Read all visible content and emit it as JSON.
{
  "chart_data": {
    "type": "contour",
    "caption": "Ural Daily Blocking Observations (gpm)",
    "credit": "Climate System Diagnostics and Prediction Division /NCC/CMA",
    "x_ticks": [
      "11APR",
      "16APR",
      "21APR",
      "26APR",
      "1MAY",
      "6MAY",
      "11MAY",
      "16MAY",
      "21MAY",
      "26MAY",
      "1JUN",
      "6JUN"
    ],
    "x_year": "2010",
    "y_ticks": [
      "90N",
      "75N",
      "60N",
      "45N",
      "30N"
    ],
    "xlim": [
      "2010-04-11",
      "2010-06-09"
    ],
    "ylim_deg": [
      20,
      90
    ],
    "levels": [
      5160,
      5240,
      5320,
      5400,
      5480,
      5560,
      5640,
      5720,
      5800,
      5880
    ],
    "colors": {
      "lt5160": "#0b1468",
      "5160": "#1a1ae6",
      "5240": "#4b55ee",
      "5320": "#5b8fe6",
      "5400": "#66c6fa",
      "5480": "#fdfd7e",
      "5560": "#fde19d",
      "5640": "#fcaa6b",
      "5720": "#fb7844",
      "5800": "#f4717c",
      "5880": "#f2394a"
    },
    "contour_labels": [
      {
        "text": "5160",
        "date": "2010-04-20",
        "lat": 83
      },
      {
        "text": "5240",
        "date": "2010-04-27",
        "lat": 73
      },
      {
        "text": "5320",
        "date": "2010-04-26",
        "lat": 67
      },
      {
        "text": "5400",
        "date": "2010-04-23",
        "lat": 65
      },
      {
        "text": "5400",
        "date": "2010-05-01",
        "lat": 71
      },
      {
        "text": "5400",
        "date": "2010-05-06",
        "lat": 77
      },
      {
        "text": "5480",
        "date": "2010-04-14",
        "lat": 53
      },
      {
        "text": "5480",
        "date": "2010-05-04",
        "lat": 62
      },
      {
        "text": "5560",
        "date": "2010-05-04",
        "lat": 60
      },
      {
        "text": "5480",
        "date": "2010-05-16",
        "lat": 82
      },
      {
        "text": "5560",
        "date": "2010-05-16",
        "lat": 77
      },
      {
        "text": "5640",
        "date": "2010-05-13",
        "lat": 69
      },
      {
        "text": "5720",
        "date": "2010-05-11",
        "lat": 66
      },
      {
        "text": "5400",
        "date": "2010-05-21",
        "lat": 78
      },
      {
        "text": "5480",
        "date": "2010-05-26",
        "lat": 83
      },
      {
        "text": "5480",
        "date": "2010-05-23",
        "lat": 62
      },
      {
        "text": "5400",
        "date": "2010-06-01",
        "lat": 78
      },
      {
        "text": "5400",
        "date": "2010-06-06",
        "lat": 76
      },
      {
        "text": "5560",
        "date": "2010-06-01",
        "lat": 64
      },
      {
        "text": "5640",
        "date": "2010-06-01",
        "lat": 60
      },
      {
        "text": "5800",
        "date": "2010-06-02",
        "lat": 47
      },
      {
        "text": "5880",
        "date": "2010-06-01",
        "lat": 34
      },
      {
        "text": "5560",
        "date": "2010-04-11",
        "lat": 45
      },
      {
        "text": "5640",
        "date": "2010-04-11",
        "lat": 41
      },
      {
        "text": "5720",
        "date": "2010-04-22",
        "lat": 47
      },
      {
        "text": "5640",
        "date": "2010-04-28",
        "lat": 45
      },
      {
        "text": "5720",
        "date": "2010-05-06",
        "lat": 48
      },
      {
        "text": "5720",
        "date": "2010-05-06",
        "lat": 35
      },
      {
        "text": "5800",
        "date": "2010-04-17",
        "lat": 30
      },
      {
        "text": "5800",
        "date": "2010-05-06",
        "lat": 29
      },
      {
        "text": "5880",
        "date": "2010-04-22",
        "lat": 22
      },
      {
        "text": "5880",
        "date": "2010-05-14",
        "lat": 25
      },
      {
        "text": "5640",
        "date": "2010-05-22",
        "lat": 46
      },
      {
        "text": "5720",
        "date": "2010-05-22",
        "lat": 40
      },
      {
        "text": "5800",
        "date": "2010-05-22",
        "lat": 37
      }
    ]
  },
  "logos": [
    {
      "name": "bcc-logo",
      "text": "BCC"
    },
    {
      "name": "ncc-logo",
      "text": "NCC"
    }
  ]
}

---*---

*DIRECTION*
Repeat every record exactly as written, please.

*ANSWER FOR THIS EXERCISE*
Read all visible content and emit it as JSON.
{
  "chart_data": {
    "type": "contour",
    "caption": "Ural Daily Blocking Observations (gpm)",
    "credit": "Climate System Diagnostics and Prediction Division /NCC/CMA",
    "x_ticks": [
      "11APR",
      "16APR",
      "21APR",
      "26APR",
      "1MAY",
      "6MAY",
      "11MAY",
      "16MAY",
      "21MAY",
      "26MAY",
      "1JUN",
      "6JUN"
    ],
    "x_year": "2010",
    "y_ticks": [
      "90N",
      "75N",
      "60N",
      "45N",
      "30N"
    ],
    "xlim": [
      "2010-04-11",
      "2010-06-09"
    ],
    "ylim_deg": [
      20,
      90
    ],
    "levels": [
      5160,
      5240,
      5320,
      5400,
      5480,
      5560,
      5640,
      5720,
      5800,
      5880
    ],
    "colors": {
      "lt5160": "#0b1468",
      "5160": "#1a1ae6",
      "5240": "#4b55ee",
      "5320": "#5b8fe6",
      "5400": "#66c6fa",
      "5480": "#fdfd7e",
      "5560": "#fde19d",
      "5640": "#fcaa6b",
      "5720": "#fb7844",
      "5800": "#f4717c",
      "5880": "#f2394a"
    },
    "contour_labels": [
      {
        "text": "5160",
        "date": "2010-04-20",
        "lat": 83
      },
      {
        "text": "5240",
        "date": "2010-04-27",
        "lat": 73
      },
      {
        "text": "5320",
        "date": "2010-04-26",
        "lat": 67
      },
      {
        "text": "5400",
        "date": "2010-04-23",
        "lat": 65
      },
      {
        "text": "5400",
        "date": "2010-05-01",
        "lat": 71
      },
      {
        "text": "5400",
        "date": "2010-05-06",
        "lat": 77
      },
      {
        "text": "5480",
        "date": "2010-04-14",
        "lat": 53
      },
      {
        "text": "5480",
        "date": "2010-05-04",
        "lat": 62
      },
      {
        "text": "5560",
        "date": "2010-05-04",
        "lat": 60
      },
      {
        "text": "5480",
        "date": "2010-05-16",
        "lat": 82
      },
      {
        "text": "5560",
        "date": "2010-05-16",
        "lat": 77
      },
      {
        "text": "5640",
        "date": "2010-05-13",
        "lat": 69
      },
      {
        "text": "5720",
        "date": "2010-05-11",
        "lat": 66
      },
      {
        "text": "5400",
        "date": "2010-05-21",
        "lat": 78
      },
      {
        "text": "5480",
        "date": "2010-05-26",
        "lat": 83
      },
      {
        "text": "5480",
        "date": "2010-05-23",
        "lat": 62
      },
      {
        "text": "5400",
        "date": "2010-06-01",
        "lat": 78
      },
      {
        "text": "5400",
        "date": "2010-06-06",
        "lat": 76
      },
      {
        "text": "5560",
        "date": "2010-06-01",
        "lat": 64
      },
      {
        "text": "5640",
        "date": "2010-06-01",
        "lat": 60
      },
      {
        "text": "5800",
        "date": "2010-06-02",
        "lat": 47
      },
      {
        "text": "5880",
        "date": "2010-06-01",
        "lat": 34
      },
      {
        "text": "5560",
        "date": "2010-04-11",
        "lat": 45
      },
      {
        "text": "5640",
        "date": "2010-04-11",
        "lat": 41
      },
      {
        "text": "5720",
        "date": "2010-04-22",
        "lat": 47
      },
      {
        "text": "5640",
        "date": "2010-04-28",
        "lat": 45
      },
      {
        "text": "5720",
        "date": "2010-05-06",
        "lat": 48
      },
      {
        "text": "5720",
        "date": "2010-05-06",
        "lat": 35
      },
      {
        "text": "5800",
        "date": "2010-04-17",
        "lat": 30
      },
      {
        "text": "5800",
        "date": "2010-05-06",
        "lat": 29
      },
      {
        "text": "5880",
        "date": "2010-04-22",
        "lat": 22
      },
      {
        "text": "5880",
        "date": "2010-05-14",
        "lat": 25
      },
      {
        "text": "5640",
        "date": "2010-05-22",
        "lat": 46
      },
      {
        "text": "5720",
        "date": "2010-05-22",
        "lat": 40
      },
      {
        "text": "5800",
        "date": "2010-05-22",
        "lat": 37
      }
    ]
  },
  "logos": [
    {
      "name": "bcc-logo",
      "text": "BCC"
    },
    {
      "name": "ncc-logo",
      "text": "NCC"
    }
  ]
}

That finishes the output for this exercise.